━━━ Source records ━━━
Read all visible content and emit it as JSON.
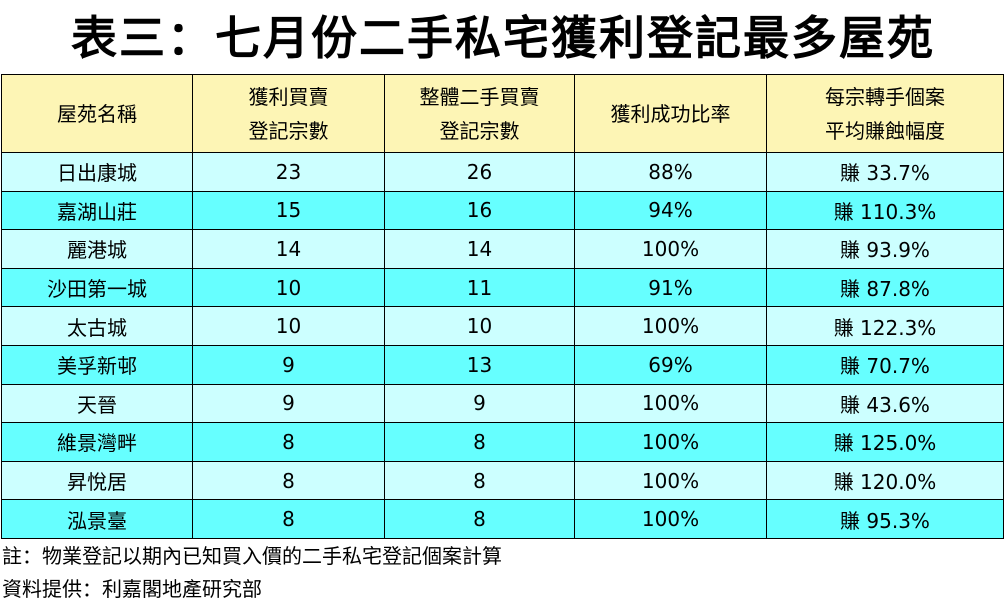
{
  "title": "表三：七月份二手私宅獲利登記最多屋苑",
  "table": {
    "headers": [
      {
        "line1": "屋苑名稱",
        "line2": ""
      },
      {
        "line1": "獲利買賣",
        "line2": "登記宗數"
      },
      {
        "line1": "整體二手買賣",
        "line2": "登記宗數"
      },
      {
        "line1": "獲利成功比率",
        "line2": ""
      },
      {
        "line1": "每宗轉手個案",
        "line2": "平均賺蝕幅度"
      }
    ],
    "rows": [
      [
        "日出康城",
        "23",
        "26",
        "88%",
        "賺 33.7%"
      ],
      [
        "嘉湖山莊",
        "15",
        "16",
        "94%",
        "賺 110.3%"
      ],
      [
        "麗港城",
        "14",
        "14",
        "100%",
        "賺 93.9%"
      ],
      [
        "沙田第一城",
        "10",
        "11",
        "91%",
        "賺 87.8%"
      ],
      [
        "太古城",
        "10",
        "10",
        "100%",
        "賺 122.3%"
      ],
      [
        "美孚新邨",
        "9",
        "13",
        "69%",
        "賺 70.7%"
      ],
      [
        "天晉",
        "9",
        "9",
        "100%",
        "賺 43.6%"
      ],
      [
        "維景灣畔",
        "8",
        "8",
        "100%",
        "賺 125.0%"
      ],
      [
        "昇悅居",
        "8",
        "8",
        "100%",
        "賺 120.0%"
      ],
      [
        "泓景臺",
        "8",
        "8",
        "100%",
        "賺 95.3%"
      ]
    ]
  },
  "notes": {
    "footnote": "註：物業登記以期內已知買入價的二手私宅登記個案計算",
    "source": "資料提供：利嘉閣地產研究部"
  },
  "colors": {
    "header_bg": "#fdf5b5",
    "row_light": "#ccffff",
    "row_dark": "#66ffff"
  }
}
━━━
**Task prompt**. Repeat each entry precisely as it appears. Leave the pictures out.

**The result**.
Read all visible content and emit it as JSON.
{
  "title": "表三：七月份二手私宅獲利登記最多屋苑",
  "table": {
    "headers": [
      {
        "line1": "屋苑名稱",
        "line2": ""
      },
      {
        "line1": "獲利買賣",
        "line2": "登記宗數"
      },
      {
        "line1": "整體二手買賣",
        "line2": "登記宗數"
      },
      {
        "line1": "獲利成功比率",
        "line2": ""
      },
      {
        "line1": "每宗轉手個案",
        "line2": "平均賺蝕幅度"
      }
    ],
    "rows": [
      [
        "日出康城",
        "23",
        "26",
        "88%",
        "賺 33.7%"
      ],
      [
        "嘉湖山莊",
        "15",
        "16",
        "94%",
        "賺 110.3%"
      ],
      [
        "麗港城",
        "14",
        "14",
        "100%",
        "賺 93.9%"
      ],
      [
        "沙田第一城",
        "10",
        "11",
        "91%",
        "賺 87.8%"
      ],
      [
        "太古城",
        "10",
        "10",
        "100%",
        "賺 122.3%"
      ],
      [
        "美孚新邨",
        "9",
        "13",
        "69%",
        "賺 70.7%"
      ],
      [
        "天晉",
        "9",
        "9",
        "100%",
        "賺 43.6%"
      ],
      [
        "維景灣畔",
        "8",
        "8",
        "100%",
        "賺 125.0%"
      ],
      [
        "昇悅居",
        "8",
        "8",
        "100%",
        "賺 120.0%"
      ],
      [
        "泓景臺",
        "8",
        "8",
        "100%",
        "賺 95.3%"
      ]
    ]
  },
  "notes": {
    "footnote": "註：物業登記以期內已知買入價的二手私宅登記個案計算",
    "source": "資料提供：利嘉閣地產研究部"
  },
  "colors": {
    "header_bg": "#fdf5b5",
    "row_light": "#ccffff",
    "row_dark": "#66ffff"
  }
}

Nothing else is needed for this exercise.